▶ Exercise
Identify and copy all lines of the material where the string "Change" is found.

▶ Excerpted records
____

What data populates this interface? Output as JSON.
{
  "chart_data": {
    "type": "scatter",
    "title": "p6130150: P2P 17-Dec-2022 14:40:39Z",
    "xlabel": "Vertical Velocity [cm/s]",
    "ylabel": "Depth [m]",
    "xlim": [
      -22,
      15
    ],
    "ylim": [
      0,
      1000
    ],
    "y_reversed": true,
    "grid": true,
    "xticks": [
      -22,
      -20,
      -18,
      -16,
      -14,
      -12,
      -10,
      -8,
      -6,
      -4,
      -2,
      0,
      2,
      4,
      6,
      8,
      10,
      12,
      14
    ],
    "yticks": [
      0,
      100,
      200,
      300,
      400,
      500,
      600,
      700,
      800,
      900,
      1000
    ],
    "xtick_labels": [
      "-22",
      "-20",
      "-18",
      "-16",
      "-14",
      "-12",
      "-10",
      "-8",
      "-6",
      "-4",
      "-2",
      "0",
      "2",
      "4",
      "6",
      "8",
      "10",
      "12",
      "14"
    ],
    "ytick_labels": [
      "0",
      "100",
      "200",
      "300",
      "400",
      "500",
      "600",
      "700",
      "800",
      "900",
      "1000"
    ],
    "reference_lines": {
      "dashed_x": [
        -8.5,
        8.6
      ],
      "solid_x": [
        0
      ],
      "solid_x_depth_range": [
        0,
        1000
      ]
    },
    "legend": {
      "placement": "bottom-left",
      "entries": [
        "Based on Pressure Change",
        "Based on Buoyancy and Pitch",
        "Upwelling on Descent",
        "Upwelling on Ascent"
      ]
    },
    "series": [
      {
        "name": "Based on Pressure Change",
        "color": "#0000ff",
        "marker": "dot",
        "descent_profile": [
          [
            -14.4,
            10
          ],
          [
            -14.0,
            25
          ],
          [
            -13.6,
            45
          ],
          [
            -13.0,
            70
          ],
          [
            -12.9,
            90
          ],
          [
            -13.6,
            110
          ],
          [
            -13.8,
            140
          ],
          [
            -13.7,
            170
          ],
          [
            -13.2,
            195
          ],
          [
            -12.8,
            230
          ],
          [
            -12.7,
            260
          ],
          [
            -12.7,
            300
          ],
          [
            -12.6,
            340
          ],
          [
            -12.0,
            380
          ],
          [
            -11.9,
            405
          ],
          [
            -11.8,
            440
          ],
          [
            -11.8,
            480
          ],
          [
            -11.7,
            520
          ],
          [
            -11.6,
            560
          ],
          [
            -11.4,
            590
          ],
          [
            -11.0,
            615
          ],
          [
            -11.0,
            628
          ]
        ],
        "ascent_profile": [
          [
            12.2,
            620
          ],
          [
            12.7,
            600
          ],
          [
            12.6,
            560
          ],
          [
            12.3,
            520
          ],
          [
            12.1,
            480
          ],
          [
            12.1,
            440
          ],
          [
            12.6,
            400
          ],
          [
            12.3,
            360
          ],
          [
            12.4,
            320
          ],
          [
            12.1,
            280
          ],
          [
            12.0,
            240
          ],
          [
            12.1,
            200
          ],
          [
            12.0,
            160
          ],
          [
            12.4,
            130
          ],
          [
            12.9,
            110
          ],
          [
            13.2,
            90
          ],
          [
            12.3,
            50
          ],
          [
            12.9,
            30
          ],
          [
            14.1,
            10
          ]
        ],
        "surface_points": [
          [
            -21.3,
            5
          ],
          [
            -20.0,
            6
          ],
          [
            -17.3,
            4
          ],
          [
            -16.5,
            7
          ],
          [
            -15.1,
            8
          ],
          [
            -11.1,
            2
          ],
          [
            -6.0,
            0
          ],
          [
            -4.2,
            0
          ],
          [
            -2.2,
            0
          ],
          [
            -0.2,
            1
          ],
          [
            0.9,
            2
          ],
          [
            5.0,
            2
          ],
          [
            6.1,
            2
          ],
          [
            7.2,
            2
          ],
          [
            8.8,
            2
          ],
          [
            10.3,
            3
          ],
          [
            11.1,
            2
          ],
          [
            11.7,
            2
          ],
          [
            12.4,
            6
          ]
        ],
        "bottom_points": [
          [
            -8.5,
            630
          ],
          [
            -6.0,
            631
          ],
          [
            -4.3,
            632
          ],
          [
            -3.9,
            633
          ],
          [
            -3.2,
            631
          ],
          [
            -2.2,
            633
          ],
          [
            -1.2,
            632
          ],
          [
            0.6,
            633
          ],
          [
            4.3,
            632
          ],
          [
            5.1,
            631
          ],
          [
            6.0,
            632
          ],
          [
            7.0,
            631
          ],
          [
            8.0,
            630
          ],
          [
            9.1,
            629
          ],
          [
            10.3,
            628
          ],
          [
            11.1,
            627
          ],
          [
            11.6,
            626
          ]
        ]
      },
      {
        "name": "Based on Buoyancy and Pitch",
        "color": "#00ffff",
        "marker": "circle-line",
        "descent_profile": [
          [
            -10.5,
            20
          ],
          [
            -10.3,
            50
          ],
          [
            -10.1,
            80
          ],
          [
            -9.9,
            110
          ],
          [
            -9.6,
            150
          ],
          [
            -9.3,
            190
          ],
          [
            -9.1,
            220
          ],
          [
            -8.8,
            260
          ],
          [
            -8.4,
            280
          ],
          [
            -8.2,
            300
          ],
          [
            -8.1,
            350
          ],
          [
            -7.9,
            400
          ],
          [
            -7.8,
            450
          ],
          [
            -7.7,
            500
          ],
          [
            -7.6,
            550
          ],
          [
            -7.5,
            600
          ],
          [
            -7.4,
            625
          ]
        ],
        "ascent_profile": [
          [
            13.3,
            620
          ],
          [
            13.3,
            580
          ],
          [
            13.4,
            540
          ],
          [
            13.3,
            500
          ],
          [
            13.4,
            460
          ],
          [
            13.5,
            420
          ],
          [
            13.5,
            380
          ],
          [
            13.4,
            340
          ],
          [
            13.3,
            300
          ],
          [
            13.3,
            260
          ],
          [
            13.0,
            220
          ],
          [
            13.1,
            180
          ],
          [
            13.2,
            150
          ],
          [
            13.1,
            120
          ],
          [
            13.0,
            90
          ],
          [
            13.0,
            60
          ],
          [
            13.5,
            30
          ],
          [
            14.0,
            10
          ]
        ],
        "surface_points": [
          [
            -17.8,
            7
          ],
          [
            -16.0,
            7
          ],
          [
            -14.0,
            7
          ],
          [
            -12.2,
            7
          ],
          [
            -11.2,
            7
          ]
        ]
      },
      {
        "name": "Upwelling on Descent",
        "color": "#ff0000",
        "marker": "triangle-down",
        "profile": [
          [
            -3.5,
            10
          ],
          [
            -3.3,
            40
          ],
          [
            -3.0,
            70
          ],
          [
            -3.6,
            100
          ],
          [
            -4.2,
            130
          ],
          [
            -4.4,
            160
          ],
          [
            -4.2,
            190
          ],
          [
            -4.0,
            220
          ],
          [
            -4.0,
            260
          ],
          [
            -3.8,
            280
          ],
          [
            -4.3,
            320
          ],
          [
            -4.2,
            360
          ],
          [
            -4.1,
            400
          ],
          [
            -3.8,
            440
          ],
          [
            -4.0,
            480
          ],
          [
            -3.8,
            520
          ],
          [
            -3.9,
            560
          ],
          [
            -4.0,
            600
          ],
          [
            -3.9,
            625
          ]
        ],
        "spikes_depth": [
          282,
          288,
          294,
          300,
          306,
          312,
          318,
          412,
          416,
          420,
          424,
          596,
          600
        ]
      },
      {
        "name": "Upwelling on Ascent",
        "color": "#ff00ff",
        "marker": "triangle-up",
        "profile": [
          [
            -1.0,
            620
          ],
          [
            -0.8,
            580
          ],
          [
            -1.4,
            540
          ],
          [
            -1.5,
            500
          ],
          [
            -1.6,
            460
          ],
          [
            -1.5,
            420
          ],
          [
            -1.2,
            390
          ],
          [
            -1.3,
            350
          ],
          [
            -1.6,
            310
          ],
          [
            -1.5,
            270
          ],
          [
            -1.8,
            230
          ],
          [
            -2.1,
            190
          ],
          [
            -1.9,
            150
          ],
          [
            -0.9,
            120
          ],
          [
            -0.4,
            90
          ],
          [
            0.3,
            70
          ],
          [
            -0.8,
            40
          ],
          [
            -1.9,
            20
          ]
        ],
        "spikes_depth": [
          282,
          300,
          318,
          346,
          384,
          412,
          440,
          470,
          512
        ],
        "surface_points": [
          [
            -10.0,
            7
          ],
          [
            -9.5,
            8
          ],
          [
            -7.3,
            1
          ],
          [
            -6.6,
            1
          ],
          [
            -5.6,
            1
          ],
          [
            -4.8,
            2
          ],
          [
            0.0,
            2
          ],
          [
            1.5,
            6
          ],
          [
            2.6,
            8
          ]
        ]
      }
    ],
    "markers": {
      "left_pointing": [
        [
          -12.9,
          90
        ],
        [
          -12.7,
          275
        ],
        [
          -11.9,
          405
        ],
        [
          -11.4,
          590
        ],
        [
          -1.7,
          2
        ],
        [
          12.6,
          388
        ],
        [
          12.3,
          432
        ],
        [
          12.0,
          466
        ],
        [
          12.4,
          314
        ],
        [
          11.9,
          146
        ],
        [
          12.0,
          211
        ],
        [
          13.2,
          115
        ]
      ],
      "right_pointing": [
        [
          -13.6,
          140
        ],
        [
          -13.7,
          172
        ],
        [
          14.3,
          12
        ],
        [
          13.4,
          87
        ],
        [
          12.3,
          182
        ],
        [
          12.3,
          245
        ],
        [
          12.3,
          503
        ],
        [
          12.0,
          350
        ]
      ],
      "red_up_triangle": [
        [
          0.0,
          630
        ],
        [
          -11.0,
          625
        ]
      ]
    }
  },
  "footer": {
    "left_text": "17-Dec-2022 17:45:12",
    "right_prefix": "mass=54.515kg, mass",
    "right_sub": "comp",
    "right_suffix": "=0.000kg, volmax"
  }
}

____

▶ Final result
        "Based on Pressure Change",
        "name": "Based on Pressure Change",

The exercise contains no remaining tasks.